Figure dataset records
▼
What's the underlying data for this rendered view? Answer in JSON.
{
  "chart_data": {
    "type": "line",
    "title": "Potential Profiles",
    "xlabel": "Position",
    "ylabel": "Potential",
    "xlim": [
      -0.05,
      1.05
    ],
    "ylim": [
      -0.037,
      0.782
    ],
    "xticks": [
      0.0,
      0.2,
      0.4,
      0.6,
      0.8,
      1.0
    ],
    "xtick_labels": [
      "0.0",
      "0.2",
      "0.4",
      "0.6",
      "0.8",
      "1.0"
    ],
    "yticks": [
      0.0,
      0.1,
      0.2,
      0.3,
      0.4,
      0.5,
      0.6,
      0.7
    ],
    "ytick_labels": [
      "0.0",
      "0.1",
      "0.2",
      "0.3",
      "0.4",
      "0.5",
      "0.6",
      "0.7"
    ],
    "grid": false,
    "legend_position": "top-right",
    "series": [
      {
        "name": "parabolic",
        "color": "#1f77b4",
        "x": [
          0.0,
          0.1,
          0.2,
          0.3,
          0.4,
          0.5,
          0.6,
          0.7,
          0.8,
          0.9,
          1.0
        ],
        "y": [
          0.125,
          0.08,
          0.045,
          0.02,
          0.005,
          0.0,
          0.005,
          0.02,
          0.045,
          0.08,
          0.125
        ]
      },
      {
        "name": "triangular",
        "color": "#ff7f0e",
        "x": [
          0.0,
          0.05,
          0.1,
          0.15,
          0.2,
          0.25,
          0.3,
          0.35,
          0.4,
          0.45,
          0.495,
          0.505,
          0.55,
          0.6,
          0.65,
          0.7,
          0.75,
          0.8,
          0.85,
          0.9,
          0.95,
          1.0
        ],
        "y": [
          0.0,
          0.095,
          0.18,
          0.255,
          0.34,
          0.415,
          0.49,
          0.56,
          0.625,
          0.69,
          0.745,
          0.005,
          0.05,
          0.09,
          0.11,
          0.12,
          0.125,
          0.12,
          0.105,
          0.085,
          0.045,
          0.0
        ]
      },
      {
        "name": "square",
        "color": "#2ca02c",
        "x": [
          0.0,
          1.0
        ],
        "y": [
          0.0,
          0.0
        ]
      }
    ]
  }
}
▲
▼
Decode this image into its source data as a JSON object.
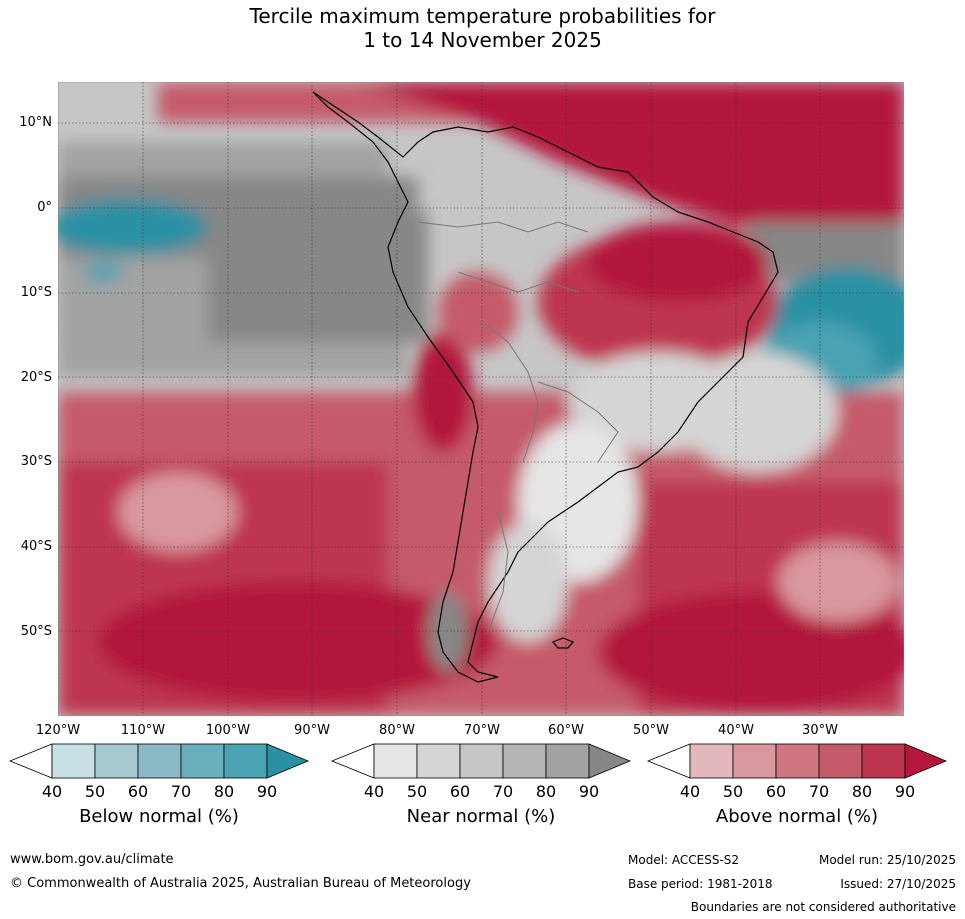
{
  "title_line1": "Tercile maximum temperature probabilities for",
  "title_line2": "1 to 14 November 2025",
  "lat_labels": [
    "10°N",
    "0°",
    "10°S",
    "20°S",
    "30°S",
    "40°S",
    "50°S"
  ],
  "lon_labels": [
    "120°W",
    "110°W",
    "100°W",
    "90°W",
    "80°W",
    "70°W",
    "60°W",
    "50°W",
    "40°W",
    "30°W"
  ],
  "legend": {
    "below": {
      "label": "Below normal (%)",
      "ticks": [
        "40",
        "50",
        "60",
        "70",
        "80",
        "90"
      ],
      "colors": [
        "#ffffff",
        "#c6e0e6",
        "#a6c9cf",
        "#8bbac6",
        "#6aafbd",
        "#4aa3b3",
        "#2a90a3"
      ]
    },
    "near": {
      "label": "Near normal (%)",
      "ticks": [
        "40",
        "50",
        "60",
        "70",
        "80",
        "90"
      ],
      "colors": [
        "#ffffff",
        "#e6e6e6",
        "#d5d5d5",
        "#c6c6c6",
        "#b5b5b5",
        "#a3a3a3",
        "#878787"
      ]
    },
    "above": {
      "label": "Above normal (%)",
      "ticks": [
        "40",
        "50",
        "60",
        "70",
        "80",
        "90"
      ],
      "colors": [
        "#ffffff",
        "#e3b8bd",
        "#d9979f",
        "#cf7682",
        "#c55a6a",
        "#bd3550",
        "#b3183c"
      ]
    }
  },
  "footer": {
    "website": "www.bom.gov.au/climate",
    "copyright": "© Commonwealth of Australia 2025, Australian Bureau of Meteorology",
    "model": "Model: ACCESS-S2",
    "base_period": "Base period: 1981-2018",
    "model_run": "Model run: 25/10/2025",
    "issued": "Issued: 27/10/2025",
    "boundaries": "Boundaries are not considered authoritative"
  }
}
▲
### Your instructions
Using the listing above, locate the lines that hold "JSON" and copy each one.

### Response
What's the underlying data for this rendered view? Answer in JSON.
Decode this image into its source data as a JSON object.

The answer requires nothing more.